GIVEN REQUEST 1
In the lesson plan on finding areas of rectangles, what size is the plastic garbage bag cut to measure?
GIVEN REQUEST 2
Carry on the lesson plan on finding areas of rectangles, starting right after its last sentence.

TEXT SHOWN
|---|
MEASUREMENT: FINDING AREAS OF RECTANGLES
Grades 4 - 5
The students will construct the formula for the area of a rectangle
by viewing a video revolving around two students, their lawn mowing business
and their need to charge by the square meter. The extension exercises will
allow the students to explore the connection between lawn care, science
Math Talk: Measurement: Scooping out the Area - Measuring Area
(Children's Television Workshop)
Students will be able to:
- relate square units to measuring area;
- estimate area;
- develop the formula for area of a rectangle;
- caluculate area in real world situations using the formula;
- use cooperative learning strategies;
- use calculator skills to multiply decimals;
- use the scientific process to perform experiments including the collection
and analysis of data.
Each pair of students will need:
- a pad of square-shaped post-its,
- a measurement tool (paper made) the length of a post-it
- a calculator,
- a dictionary,
- a meter stick,
- replicas of a square inch (paper) and a square foot,
- a plastic garbage bag cut to measure one meter square.
List these words on the board as they come up during the lesson. Their definitions
will be part of the discovery section in the video and lesson.
|---|
RECORD SET
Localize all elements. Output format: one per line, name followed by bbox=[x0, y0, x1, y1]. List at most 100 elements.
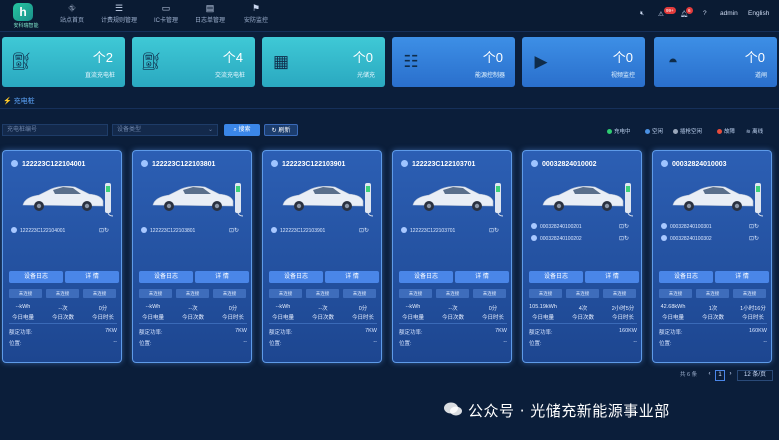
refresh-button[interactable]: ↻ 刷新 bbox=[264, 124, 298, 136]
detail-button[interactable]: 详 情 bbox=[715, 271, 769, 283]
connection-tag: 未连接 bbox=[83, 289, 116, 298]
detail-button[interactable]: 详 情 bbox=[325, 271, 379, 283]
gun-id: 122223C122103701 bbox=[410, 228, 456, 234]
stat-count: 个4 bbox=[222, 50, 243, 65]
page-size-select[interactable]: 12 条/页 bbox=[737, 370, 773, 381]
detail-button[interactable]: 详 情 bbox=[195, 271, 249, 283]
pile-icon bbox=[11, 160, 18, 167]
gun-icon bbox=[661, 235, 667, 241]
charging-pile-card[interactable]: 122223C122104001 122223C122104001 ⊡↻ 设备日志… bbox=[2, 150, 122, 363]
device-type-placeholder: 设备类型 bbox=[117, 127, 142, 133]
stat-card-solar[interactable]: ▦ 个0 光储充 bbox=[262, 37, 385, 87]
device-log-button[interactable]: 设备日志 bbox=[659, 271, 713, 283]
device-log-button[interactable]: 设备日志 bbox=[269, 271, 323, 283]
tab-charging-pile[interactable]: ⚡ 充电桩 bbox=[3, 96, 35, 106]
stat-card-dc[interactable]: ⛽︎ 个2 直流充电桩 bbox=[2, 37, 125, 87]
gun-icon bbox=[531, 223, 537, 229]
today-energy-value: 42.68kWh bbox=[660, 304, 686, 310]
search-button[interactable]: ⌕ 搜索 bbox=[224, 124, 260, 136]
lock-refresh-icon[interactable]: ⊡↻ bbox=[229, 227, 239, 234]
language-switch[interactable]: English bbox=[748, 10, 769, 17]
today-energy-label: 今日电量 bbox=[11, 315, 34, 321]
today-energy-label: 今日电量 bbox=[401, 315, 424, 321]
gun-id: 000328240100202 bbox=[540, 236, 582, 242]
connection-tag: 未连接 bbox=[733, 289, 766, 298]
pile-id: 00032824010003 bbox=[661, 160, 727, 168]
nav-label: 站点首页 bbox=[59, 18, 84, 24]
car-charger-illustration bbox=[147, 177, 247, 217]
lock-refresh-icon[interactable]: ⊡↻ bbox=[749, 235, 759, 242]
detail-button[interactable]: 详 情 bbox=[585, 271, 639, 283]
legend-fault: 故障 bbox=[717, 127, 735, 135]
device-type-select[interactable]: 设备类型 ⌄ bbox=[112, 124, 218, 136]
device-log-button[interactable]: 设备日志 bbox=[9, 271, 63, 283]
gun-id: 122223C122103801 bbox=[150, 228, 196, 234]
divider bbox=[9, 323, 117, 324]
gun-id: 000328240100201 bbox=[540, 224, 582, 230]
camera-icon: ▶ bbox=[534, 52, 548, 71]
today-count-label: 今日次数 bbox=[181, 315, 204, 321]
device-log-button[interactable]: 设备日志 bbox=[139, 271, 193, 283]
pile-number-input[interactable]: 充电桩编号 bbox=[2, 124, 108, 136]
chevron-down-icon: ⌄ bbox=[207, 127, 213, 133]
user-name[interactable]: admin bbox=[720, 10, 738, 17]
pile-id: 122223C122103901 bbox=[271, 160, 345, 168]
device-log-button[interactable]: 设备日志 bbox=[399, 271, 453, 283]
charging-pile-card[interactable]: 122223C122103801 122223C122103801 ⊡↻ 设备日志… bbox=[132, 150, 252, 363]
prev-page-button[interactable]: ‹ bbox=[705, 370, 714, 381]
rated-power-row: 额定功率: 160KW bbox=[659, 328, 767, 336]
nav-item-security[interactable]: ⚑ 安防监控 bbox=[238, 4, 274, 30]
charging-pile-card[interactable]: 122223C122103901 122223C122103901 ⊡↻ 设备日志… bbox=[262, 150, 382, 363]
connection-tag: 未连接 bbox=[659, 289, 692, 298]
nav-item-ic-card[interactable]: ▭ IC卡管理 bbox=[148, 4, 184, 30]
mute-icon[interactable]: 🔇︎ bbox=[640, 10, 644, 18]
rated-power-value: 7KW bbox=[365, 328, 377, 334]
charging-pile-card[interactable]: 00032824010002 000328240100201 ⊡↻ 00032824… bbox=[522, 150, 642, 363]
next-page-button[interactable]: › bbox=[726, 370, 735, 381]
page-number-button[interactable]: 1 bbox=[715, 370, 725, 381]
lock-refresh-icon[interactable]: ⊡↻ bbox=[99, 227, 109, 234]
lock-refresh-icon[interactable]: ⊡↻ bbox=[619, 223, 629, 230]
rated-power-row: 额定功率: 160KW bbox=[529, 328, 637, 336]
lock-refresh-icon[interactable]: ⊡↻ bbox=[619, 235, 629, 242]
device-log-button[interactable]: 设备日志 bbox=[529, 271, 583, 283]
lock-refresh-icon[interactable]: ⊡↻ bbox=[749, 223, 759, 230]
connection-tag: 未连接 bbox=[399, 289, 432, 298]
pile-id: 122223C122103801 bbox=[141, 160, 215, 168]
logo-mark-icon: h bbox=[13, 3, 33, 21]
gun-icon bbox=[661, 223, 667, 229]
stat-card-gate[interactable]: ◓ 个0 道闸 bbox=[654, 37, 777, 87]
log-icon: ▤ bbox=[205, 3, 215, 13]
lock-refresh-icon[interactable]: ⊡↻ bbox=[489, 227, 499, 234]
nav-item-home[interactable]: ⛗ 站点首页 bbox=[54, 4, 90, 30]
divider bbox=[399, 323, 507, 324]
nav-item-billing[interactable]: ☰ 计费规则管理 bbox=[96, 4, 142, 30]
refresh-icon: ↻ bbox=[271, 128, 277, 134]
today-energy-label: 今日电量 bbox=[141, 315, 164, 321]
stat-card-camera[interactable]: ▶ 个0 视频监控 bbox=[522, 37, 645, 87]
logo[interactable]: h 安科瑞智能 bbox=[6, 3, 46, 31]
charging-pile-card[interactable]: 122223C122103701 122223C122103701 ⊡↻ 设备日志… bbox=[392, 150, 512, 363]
|---|
TASK OUTPUT 1
One meter square.

TASK OUTPUT 2
- square units
Review linear measurement by asking students to find the length
and width of their desks or any other objects in the room. Discuss the importance
of the placement of the measuring device and what unit of measure should
be used. Suggest that the choice of measuring device depends on the size
of the object being measured. Ask students what unit of measure they would
select to measure a paper clip, the room, the height of a desk. Ask how
they could measure the distance from home to school .
Estimate an inch, a foot and a meter by using body parts as a bench mark.
The focus for viewing is a specific responsibility or task(s)
students are responsible for during or after watching the video to focus
and engage students' viewing attention. Tell the students to imagine themselves
in place of Shirley and Bobby in the following video segment and pretend
that their desks are Mr. Freeman's lawn. Ask them, "Would you do things
differently? If so, how?"
BEGIN the video Math Talk: Scooping Out The Area:
Measuring Area and PAUSE after Mr. Freeman says, "I'm
Buddy Biggs and I'd like to cut your lawn for a penny a square meter."
Ask the students, "What is a square meter?" Have a meter stick
available and hold it up for the class. Ask the class if someone can show
you what a square meter looks like.
RESUME the tape. PAUSE it after Shirley and Bob say, "A
formula?" Ask the students, "What is a formula?" If the discussion
doesn't generate a suitable definition, ask a student to look it up in the
dictionary. Students need work in reading written words as a form of communication.
This is an opportunity to strengthen that.
RESUME the tape. PAUSE after the narrator says, "How
could you measure that?" Ask the students, "What is a rectangle?"
Tell them to write down in their own words the definition of a rectangle.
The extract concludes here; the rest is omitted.